▶ Written instruction: Check each line of the entries below for the string "that"; copy every line where it appears.
***
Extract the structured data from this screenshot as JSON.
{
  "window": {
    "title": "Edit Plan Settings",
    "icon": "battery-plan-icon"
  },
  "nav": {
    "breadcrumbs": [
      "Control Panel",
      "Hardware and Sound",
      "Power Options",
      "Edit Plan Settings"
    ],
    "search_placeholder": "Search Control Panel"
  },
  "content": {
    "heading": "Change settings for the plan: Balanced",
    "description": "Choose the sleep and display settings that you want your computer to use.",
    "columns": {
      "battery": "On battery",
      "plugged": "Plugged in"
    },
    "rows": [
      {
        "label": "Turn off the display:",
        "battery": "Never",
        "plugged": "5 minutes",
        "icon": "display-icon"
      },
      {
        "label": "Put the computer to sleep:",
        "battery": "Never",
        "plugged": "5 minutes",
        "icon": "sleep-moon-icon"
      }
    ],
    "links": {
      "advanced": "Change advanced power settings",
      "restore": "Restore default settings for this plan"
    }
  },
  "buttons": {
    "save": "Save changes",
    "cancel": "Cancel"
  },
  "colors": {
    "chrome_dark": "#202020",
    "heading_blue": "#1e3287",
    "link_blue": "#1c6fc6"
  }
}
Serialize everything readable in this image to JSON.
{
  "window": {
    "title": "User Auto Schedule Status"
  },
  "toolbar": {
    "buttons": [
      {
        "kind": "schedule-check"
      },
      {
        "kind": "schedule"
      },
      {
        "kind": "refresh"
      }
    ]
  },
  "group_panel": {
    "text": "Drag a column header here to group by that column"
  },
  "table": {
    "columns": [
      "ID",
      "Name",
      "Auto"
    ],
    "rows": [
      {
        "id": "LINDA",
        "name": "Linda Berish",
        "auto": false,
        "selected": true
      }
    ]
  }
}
***
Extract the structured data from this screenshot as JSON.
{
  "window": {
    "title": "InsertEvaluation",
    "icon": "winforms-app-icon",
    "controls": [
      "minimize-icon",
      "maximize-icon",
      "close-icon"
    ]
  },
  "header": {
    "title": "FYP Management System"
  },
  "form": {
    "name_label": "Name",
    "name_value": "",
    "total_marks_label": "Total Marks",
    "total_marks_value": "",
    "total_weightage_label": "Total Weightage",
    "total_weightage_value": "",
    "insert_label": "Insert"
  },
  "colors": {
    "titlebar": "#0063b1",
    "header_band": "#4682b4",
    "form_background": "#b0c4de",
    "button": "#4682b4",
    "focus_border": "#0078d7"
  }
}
***
▶ Written solution:
    "description": "Choose the sleep and display settings that you want your computer to use.",
    "text": "Drag a column header here to group by that column"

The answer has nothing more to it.